What the exercise asks.
Return each line of the records with nothing changed, pictures excepted.

Records to process.
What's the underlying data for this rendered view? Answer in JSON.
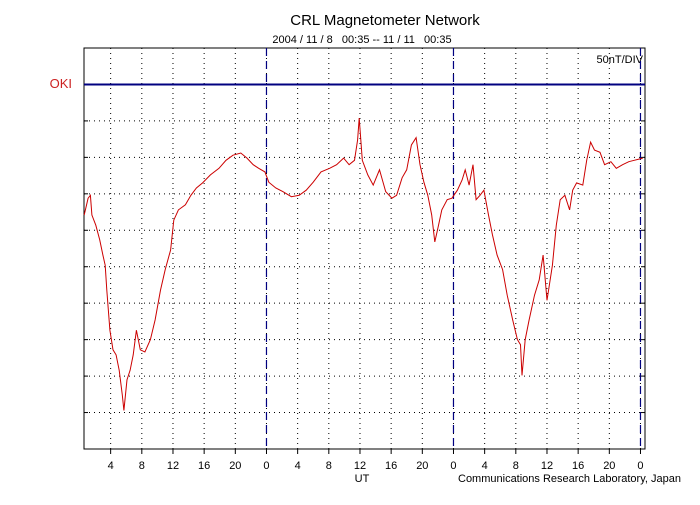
{
  "chart_data": {
    "type": "line",
    "title": "CRL Magnetometer Network",
    "subtitle": "2004 / 11 / 8   00:35 -- 11 / 11   00:35",
    "scale_label": "50nT/DIV",
    "station": "OKI",
    "station_level": 500,
    "x_label": "UT",
    "credit": "Communications Research Laboratory, Japan",
    "color": "#cc0000",
    "station_color": "#000080",
    "day_lines": [
      24,
      48,
      72
    ],
    "grid": true,
    "xlim": [
      0.58,
      72.58
    ],
    "ylim": [
      0,
      550
    ],
    "yticks": [
      50,
      100,
      150,
      200,
      250,
      300,
      350,
      400,
      450,
      500
    ],
    "xticks": [
      4,
      8,
      12,
      16,
      20,
      {
        "value": 24,
        "label": "0"
      },
      {
        "value": 28,
        "label": "4"
      },
      {
        "value": 32,
        "label": "8"
      },
      {
        "value": 36,
        "label": "12"
      },
      {
        "value": 40,
        "label": "16"
      },
      {
        "value": 44,
        "label": "20"
      },
      {
        "value": 48,
        "label": "0"
      },
      {
        "value": 52,
        "label": "4"
      },
      {
        "value": 56,
        "label": "8"
      },
      {
        "value": 60,
        "label": "12"
      },
      {
        "value": 64,
        "label": "16"
      },
      {
        "value": 68,
        "label": "20"
      },
      {
        "value": 72,
        "label": "0"
      }
    ],
    "x": [
      0.6,
      1.1,
      1.4,
      1.6,
      2.1,
      2.6,
      3.0,
      3.3,
      3.5,
      3.9,
      4.3,
      4.7,
      5.1,
      5.5,
      5.7,
      6.1,
      6.5,
      6.9,
      7.3,
      7.8,
      8.4,
      9.1,
      9.7,
      10.4,
      11.0,
      11.7,
      12.1,
      12.7,
      13.6,
      14.3,
      15.0,
      15.8,
      16.8,
      17.9,
      18.8,
      19.7,
      20.7,
      21.5,
      22.3,
      23.0,
      23.8,
      24.3,
      25.2,
      26.1,
      27.2,
      28.2,
      29.1,
      30.0,
      31.0,
      32.1,
      33.0,
      33.9,
      34.6,
      35.3,
      35.7,
      35.9,
      36.3,
      37.0,
      37.7,
      38.5,
      39.3,
      40.1,
      40.7,
      41.4,
      42.0,
      42.6,
      43.2,
      43.7,
      44.2,
      44.7,
      45.2,
      45.6,
      46.0,
      46.5,
      47.2,
      47.8,
      48.5,
      49.1,
      49.5,
      50.0,
      50.5,
      50.9,
      51.4,
      51.9,
      52.5,
      53.0,
      53.6,
      54.3,
      54.9,
      55.6,
      56.2,
      56.6,
      56.8,
      57.2,
      57.7,
      58.4,
      59.0,
      59.5,
      60.0,
      60.7,
      61.2,
      61.7,
      62.3,
      62.9,
      63.3,
      63.8,
      64.6,
      65.1,
      65.6,
      66.1,
      66.8,
      67.4,
      68.2,
      68.9,
      69.7,
      70.5,
      71.2,
      72.3
    ],
    "values": [
      321,
      344,
      348,
      321,
      307,
      287,
      266,
      252,
      218,
      163,
      136,
      129,
      108,
      74,
      53,
      95,
      108,
      129,
      163,
      136,
      133,
      150,
      177,
      218,
      246,
      273,
      314,
      328,
      335,
      348,
      358,
      365,
      376,
      385,
      396,
      403,
      406,
      399,
      390,
      385,
      380,
      366,
      358,
      353,
      346,
      348,
      355,
      366,
      380,
      385,
      390,
      399,
      390,
      396,
      424,
      454,
      396,
      376,
      362,
      383,
      353,
      344,
      348,
      372,
      383,
      417,
      427,
      390,
      366,
      348,
      321,
      284,
      303,
      328,
      342,
      344,
      355,
      369,
      383,
      362,
      390,
      342,
      348,
      355,
      321,
      294,
      266,
      246,
      211,
      177,
      150,
      143,
      101,
      150,
      177,
      211,
      232,
      266,
      204,
      252,
      307,
      342,
      348,
      328,
      355,
      365,
      362,
      396,
      421,
      410,
      407,
      390,
      394,
      385,
      390,
      394,
      396,
      399
    ]
  }
}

Answer to this exercise.
What's the underlying data for this rendered view? Answer in JSON.
{
  "chart_data": {
    "type": "line",
    "title": "CRL Magnetometer Network",
    "subtitle": "2004 / 11 / 8   00:35 -- 11 / 11   00:35",
    "scale_label": "50nT/DIV",
    "station": "OKI",
    "station_level": 500,
    "x_label": "UT",
    "credit": "Communications Research Laboratory, Japan",
    "color": "#cc0000",
    "station_color": "#000080",
    "day_lines": [
      24,
      48,
      72
    ],
    "grid": true,
    "xlim": [
      0.58,
      72.58
    ],
    "ylim": [
      0,
      550
    ],
    "yticks": [
      50,
      100,
      150,
      200,
      250,
      300,
      350,
      400,
      450,
      500
    ],
    "xticks": [
      4,
      8,
      12,
      16,
      20,
      {
        "value": 24,
        "label": "0"
      },
      {
        "value": 28,
        "label": "4"
      },
      {
        "value": 32,
        "label": "8"
      },
      {
        "value": 36,
        "label": "12"
      },
      {
        "value": 40,
        "label": "16"
      },
      {
        "value": 44,
        "label": "20"
      },
      {
        "value": 48,
        "label": "0"
      },
      {
        "value": 52,
        "label": "4"
      },
      {
        "value": 56,
        "label": "8"
      },
      {
        "value": 60,
        "label": "12"
      },
      {
        "value": 64,
        "label": "16"
      },
      {
        "value": 68,
        "label": "20"
      },
      {
        "value": 72,
        "label": "0"
      }
    ],
    "x": [
      0.6,
      1.1,
      1.4,
      1.6,
      2.1,
      2.6,
      3.0,
      3.3,
      3.5,
      3.9,
      4.3,
      4.7,
      5.1,
      5.5,
      5.7,
      6.1,
      6.5,
      6.9,
      7.3,
      7.8,
      8.4,
      9.1,
      9.7,
      10.4,
      11.0,
      11.7,
      12.1,
      12.7,
      13.6,
      14.3,
      15.0,
      15.8,
      16.8,
      17.9,
      18.8,
      19.7,
      20.7,
      21.5,
      22.3,
      23.0,
      23.8,
      24.3,
      25.2,
      26.1,
      27.2,
      28.2,
      29.1,
      30.0,
      31.0,
      32.1,
      33.0,
      33.9,
      34.6,
      35.3,
      35.7,
      35.9,
      36.3,
      37.0,
      37.7,
      38.5,
      39.3,
      40.1,
      40.7,
      41.4,
      42.0,
      42.6,
      43.2,
      43.7,
      44.2,
      44.7,
      45.2,
      45.6,
      46.0,
      46.5,
      47.2,
      47.8,
      48.5,
      49.1,
      49.5,
      50.0,
      50.5,
      50.9,
      51.4,
      51.9,
      52.5,
      53.0,
      53.6,
      54.3,
      54.9,
      55.6,
      56.2,
      56.6,
      56.8,
      57.2,
      57.7,
      58.4,
      59.0,
      59.5,
      60.0,
      60.7,
      61.2,
      61.7,
      62.3,
      62.9,
      63.3,
      63.8,
      64.6,
      65.1,
      65.6,
      66.1,
      66.8,
      67.4,
      68.2,
      68.9,
      69.7,
      70.5,
      71.2,
      72.3
    ],
    "values": [
      321,
      344,
      348,
      321,
      307,
      287,
      266,
      252,
      218,
      163,
      136,
      129,
      108,
      74,
      53,
      95,
      108,
      129,
      163,
      136,
      133,
      150,
      177,
      218,
      246,
      273,
      314,
      328,
      335,
      348,
      358,
      365,
      376,
      385,
      396,
      403,
      406,
      399,
      390,
      385,
      380,
      366,
      358,
      353,
      346,
      348,
      355,
      366,
      380,
      385,
      390,
      399,
      390,
      396,
      424,
      454,
      396,
      376,
      362,
      383,
      353,
      344,
      348,
      372,
      383,
      417,
      427,
      390,
      366,
      348,
      321,
      284,
      303,
      328,
      342,
      344,
      355,
      369,
      383,
      362,
      390,
      342,
      348,
      355,
      321,
      294,
      266,
      246,
      211,
      177,
      150,
      143,
      101,
      150,
      177,
      211,
      232,
      266,
      204,
      252,
      307,
      342,
      348,
      328,
      355,
      365,
      362,
      396,
      421,
      410,
      407,
      390,
      394,
      385,
      390,
      394,
      396,
      399
    ]
  }
}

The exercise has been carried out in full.